#### [Reading text]

Wellington, in other words, has many soldierly virtues, to be sure, but he turns out to be second-rate, rather uninspired general who needlessly sacrificed his men. Such a judgment might appear a change of heart from Ruskin’s earlier mention of him in “Pre-Raphaelitism” (1853) in the context of criticizing modern sculpture:

You have a portrait, for instance, of the Duke of Wellington at the end of the North Bridge — one of the thousand equestrian statues of Modernism — studied from the show-riders of the amphitheatre, with their horses on their hind-legs in the saw-dust. Do you suppose that was the way the Duke sat when your destinies depended on him? when the foam hung from the lips of his tired horse, and its wet limbs were dashed with the bloody slime of the battle-field, and he himself sat anxious in his quietness, grieved in his fearlessness, as he watched, scythe-stroke by scythe-stroke, the gathering in of the harvest of death? You would have done something had you thus left his image in the enduring iron, but nothing now.

#### [Exercise task A]
Answer these questions about the passage on Wellington:
(i) What year is given for "Pre-Raphaelitism"?
(ii) Where does the portrait of the Duke of Wellington stand?
(iii) What models was that statue studied from?
The passage on Wellington and the entries are unrelated material.

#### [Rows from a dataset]

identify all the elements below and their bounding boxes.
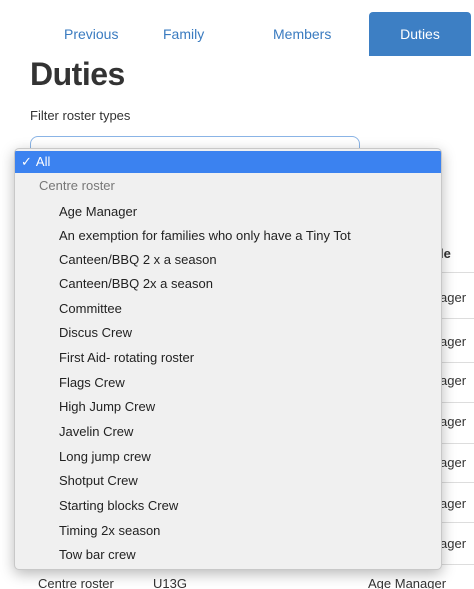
table-row[interactable]: Centre roster U13G Age Manager — [0, 576, 474, 589]
dropdown-option[interactable]: An exemption for families who only have … — [15, 224, 441, 248]
roster-type-dropdown: ✓ All Centre roster Age Manager An exemp… — [14, 148, 442, 570]
dropdown-option[interactable]: First Aid- rotating roster — [15, 346, 441, 370]
dropdown-option[interactable]: Starting blocks Crew — [15, 494, 441, 518]
tab-members[interactable]: Members — [273, 12, 331, 56]
tab-family[interactable]: Family — [163, 12, 204, 56]
page-title: Duties — [30, 56, 125, 92]
table-cell-role: ager — [440, 290, 467, 305]
dropdown-option[interactable]: Long jump crew — [15, 445, 441, 469]
dropdown-option-label: All — [35, 154, 51, 169]
tab-bar: Previous Family Members Duties — [0, 12, 474, 56]
table-cell-role: ager — [440, 414, 467, 429]
dropdown-option[interactable]: Age Manager — [15, 200, 441, 224]
table-cell-role: ager — [440, 334, 467, 349]
dropdown-option[interactable]: Canteen/BBQ 2x a season — [15, 272, 441, 296]
dropdown-option[interactable]: Timing 2x season — [15, 519, 441, 543]
dropdown-option[interactable]: Discus Crew — [15, 321, 441, 345]
dropdown-option[interactable]: Javelin Crew — [15, 420, 441, 444]
dropdown-option-all[interactable]: ✓ All — [15, 151, 441, 173]
tab-duties[interactable]: Duties — [369, 12, 471, 56]
checkmark-icon: ✓ — [21, 154, 32, 169]
dropdown-group-label: Centre roster — [39, 178, 115, 193]
table-cell-role: ager — [440, 455, 467, 470]
dropdown-option[interactable]: Canteen/BBQ 2 x a season — [15, 248, 441, 272]
table-cell-roster: Centre roster — [38, 576, 114, 589]
dropdown-option[interactable]: Tow bar crew — [15, 543, 441, 567]
table-cell-group: U13G — [153, 576, 187, 589]
dropdown-option[interactable]: Shotput Crew — [15, 469, 441, 493]
table-cell-role: ager — [440, 496, 467, 511]
table-cell-role: Age Manager — [368, 576, 447, 589]
table-cell-role: ager — [440, 373, 467, 388]
dropdown-option[interactable]: Flags Crew — [15, 371, 441, 395]
filter-label: Filter roster types — [30, 108, 131, 123]
tab-previous[interactable]: Previous — [64, 12, 118, 56]
duties-page: Previous Family Members Duties Duties Fi… — [0, 0, 474, 589]
dropdown-option[interactable]: Committee — [15, 297, 441, 321]
dropdown-option[interactable]: High Jump Crew — [15, 395, 441, 419]
table-cell-role: ager — [440, 536, 467, 551]
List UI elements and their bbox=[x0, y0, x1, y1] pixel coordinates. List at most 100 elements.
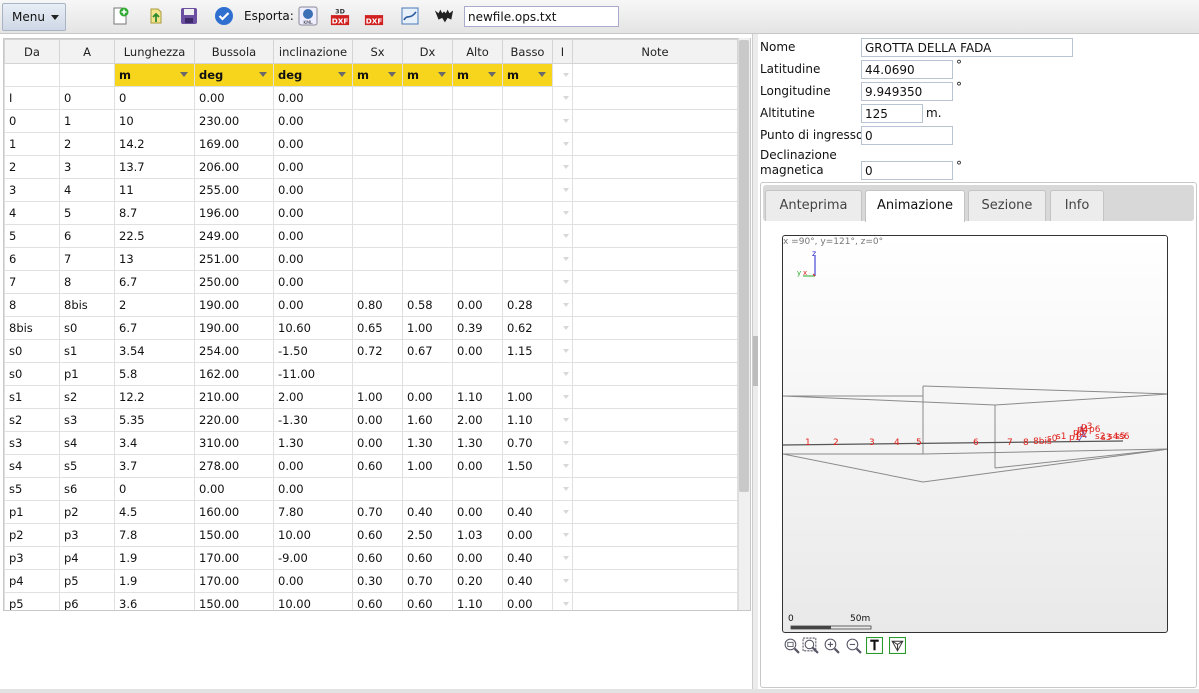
table-cell[interactable]: 0.00 bbox=[452, 546, 503, 570]
table-cell[interactable]: s1 bbox=[4, 385, 60, 409]
table-cell[interactable] bbox=[402, 201, 453, 225]
table-cell[interactable]: 1.30 bbox=[452, 431, 503, 455]
table-row[interactable]: 6 7 13 251.00 0.00 bbox=[4, 247, 738, 271]
table-cell[interactable]: 0.62 bbox=[502, 316, 553, 340]
table-cell[interactable]: 13.7 bbox=[114, 155, 195, 179]
tab-anteprima[interactable]: Anteprima bbox=[765, 190, 862, 221]
table-cell[interactable]: 0.00 bbox=[273, 247, 353, 271]
table-cell[interactable]: 8.7 bbox=[114, 201, 195, 225]
table-cell[interactable] bbox=[552, 592, 573, 610]
table-cell[interactable] bbox=[552, 431, 573, 455]
table-cell[interactable]: 6.7 bbox=[114, 270, 195, 294]
table-cell[interactable]: 2.50 bbox=[402, 523, 453, 547]
table-row[interactable]: s1 s2 12.2 210.00 2.00 1.00 0.00 1.10 1.00 bbox=[4, 385, 738, 409]
ingresso-input[interactable]: 0 bbox=[861, 126, 953, 145]
unit-selector[interactable]: m bbox=[352, 63, 403, 87]
table-row[interactable]: p3 p4 1.9 170.00 -9.00 0.60 0.60 0.00 0.40 bbox=[4, 546, 738, 570]
table-cell[interactable]: s0 bbox=[4, 362, 60, 386]
table-cell[interactable]: 1.30 bbox=[402, 431, 453, 455]
table-cell[interactable] bbox=[572, 293, 738, 317]
table-cell[interactable] bbox=[452, 477, 503, 501]
table-cell[interactable]: 0.40 bbox=[502, 546, 553, 570]
table-cell[interactable]: 190.00 bbox=[194, 293, 274, 317]
table-cell[interactable]: 160.00 bbox=[194, 500, 274, 524]
table-cell[interactable]: 0.00 bbox=[273, 132, 353, 156]
unit-selector[interactable]: m bbox=[452, 63, 503, 87]
table-cell[interactable] bbox=[502, 86, 553, 110]
table-cell[interactable] bbox=[552, 385, 573, 409]
table-cell[interactable] bbox=[352, 477, 403, 501]
table-cell[interactable]: 0.00 bbox=[502, 523, 553, 547]
table-cell[interactable]: s2 bbox=[4, 408, 60, 432]
table-cell[interactable]: 0.00 bbox=[352, 431, 403, 455]
table-cell[interactable]: 0.60 bbox=[352, 454, 403, 478]
table-cell[interactable]: 0.00 bbox=[273, 178, 353, 202]
table-cell[interactable]: 1.00 bbox=[402, 316, 453, 340]
table-cell[interactable] bbox=[352, 132, 403, 156]
table-cell[interactable]: 0.40 bbox=[402, 500, 453, 524]
table-cell[interactable] bbox=[552, 109, 573, 133]
table-cell[interactable]: 3 bbox=[4, 178, 60, 202]
table-cell[interactable]: 0.60 bbox=[352, 592, 403, 610]
table-cell[interactable] bbox=[402, 155, 453, 179]
table-cell[interactable]: 10.00 bbox=[273, 523, 353, 547]
unit-selector[interactable]: m bbox=[402, 63, 453, 87]
table-row[interactable]: 8bis s0 6.7 190.00 10.60 0.65 1.00 0.39 0.62 bbox=[4, 316, 738, 340]
table-cell[interactable]: s2 bbox=[59, 385, 115, 409]
table-cell[interactable]: p3 bbox=[59, 523, 115, 547]
table-cell[interactable]: -9.00 bbox=[273, 546, 353, 570]
table-cell[interactable] bbox=[502, 224, 553, 248]
table-cell[interactable]: 0.00 bbox=[452, 293, 503, 317]
table-cell[interactable] bbox=[352, 109, 403, 133]
table-cell[interactable]: 0.28 bbox=[502, 293, 553, 317]
table-cell[interactable]: 13 bbox=[114, 247, 195, 271]
table-cell[interactable]: 10.60 bbox=[273, 316, 353, 340]
table-cell[interactable]: 170.00 bbox=[194, 569, 274, 593]
table-cell[interactable]: s0 bbox=[4, 339, 60, 363]
table-cell[interactable]: 2.00 bbox=[452, 408, 503, 432]
table-cell[interactable]: 3 bbox=[59, 155, 115, 179]
table-cell[interactable]: p6 bbox=[59, 592, 115, 610]
nome-input[interactable]: GROTTA DELLA FADA bbox=[861, 38, 1073, 57]
table-cell[interactable]: 0.67 bbox=[402, 339, 453, 363]
table-cell[interactable]: 0.00 bbox=[273, 155, 353, 179]
table-cell[interactable] bbox=[452, 178, 503, 202]
table-cell[interactable] bbox=[452, 109, 503, 133]
table-cell[interactable] bbox=[402, 86, 453, 110]
table-cell[interactable]: 4 bbox=[4, 201, 60, 225]
table-cell[interactable]: 0 bbox=[4, 109, 60, 133]
table-cell[interactable] bbox=[552, 270, 573, 294]
table-cell[interactable]: 1.00 bbox=[352, 385, 403, 409]
table-cell[interactable] bbox=[552, 339, 573, 363]
table-cell[interactable]: 0.00 bbox=[273, 201, 353, 225]
table-row[interactable]: s3 s4 3.4 310.00 1.30 0.00 1.30 1.30 0.70 bbox=[4, 431, 738, 455]
table-cell[interactable] bbox=[552, 86, 573, 110]
table-cell[interactable] bbox=[502, 109, 553, 133]
table-cell[interactable] bbox=[452, 201, 503, 225]
export-3d-dxf-icon[interactable]: 3D DXF bbox=[330, 6, 350, 26]
table-cell[interactable]: 0.00 bbox=[273, 86, 353, 110]
menu-button[interactable]: Menu bbox=[2, 3, 66, 31]
table-row[interactable]: s2 s3 5.35 220.00 -1.30 0.00 1.60 2.00 1.10 bbox=[4, 408, 738, 432]
table-cell[interactable] bbox=[572, 86, 738, 110]
table-cell[interactable] bbox=[402, 132, 453, 156]
table-cell[interactable] bbox=[452, 86, 503, 110]
toggle-3d-icon[interactable] bbox=[889, 637, 906, 654]
export-map-icon[interactable] bbox=[400, 6, 420, 26]
table-cell[interactable] bbox=[552, 293, 573, 317]
table-cell[interactable]: p2 bbox=[4, 523, 60, 547]
table-cell[interactable]: 0.00 bbox=[452, 454, 503, 478]
table-cell[interactable]: 1 bbox=[59, 109, 115, 133]
table-cell[interactable]: I bbox=[4, 86, 60, 110]
unit-selector[interactable]: m bbox=[114, 63, 195, 87]
table-cell[interactable] bbox=[572, 270, 738, 294]
table-cell[interactable] bbox=[572, 546, 738, 570]
table-cell[interactable]: 0.40 bbox=[502, 569, 553, 593]
table-cell[interactable]: 2 bbox=[4, 155, 60, 179]
table-cell[interactable]: 7 bbox=[59, 247, 115, 271]
table-row[interactable]: s0 s1 3.54 254.00 -1.50 0.72 0.67 0.00 1.15 bbox=[4, 339, 738, 363]
table-row[interactable]: 5 6 22.5 249.00 0.00 bbox=[4, 224, 738, 248]
table-cell[interactable]: 254.00 bbox=[194, 339, 274, 363]
table-cell[interactable]: 0.40 bbox=[502, 500, 553, 524]
table-cell[interactable]: 150.00 bbox=[194, 592, 274, 610]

#### [Exercise task B]
Rewrite the lines of the entries as a Markdown table with the columns Row and Entry, starting at the line containing "table-cell[interactable]: 0.00 bbox=[452, 546, 503, 570]" and ending at the line containing "table-cell[interactable]: 0.62 bbox=[502, 316, 553, 340]". Number the rows from 1 and include only those lines.

#### [Full answer A]
(i) 1853
(ii) At the end of the North Bridge
(iii) The show-riders of the amphitheatre, with their horses on their hind-legs in the saw-dust

#### [Full answer B]
| Row | Entry |
|---|---|
| 1 | table-cell[interactable]: 0.00 bbox=[452, 546, 503, 570] |
| 2 | table-cell[interactable]: s1 bbox=[4, 385, 60, 409] |
| 3 | table-cell[interactable] bbox=[402, 201, 453, 225] |
| 4 | table-cell[interactable]: 1.30 bbox=[452, 431, 503, 455] |
| 5 | table-row[interactable]: 6 7 13 251.00 0.00 bbox=[4, 247, 738, 271] |
| 6 | table-cell[interactable]: 0.62 bbox=[502, 316, 553, 340] |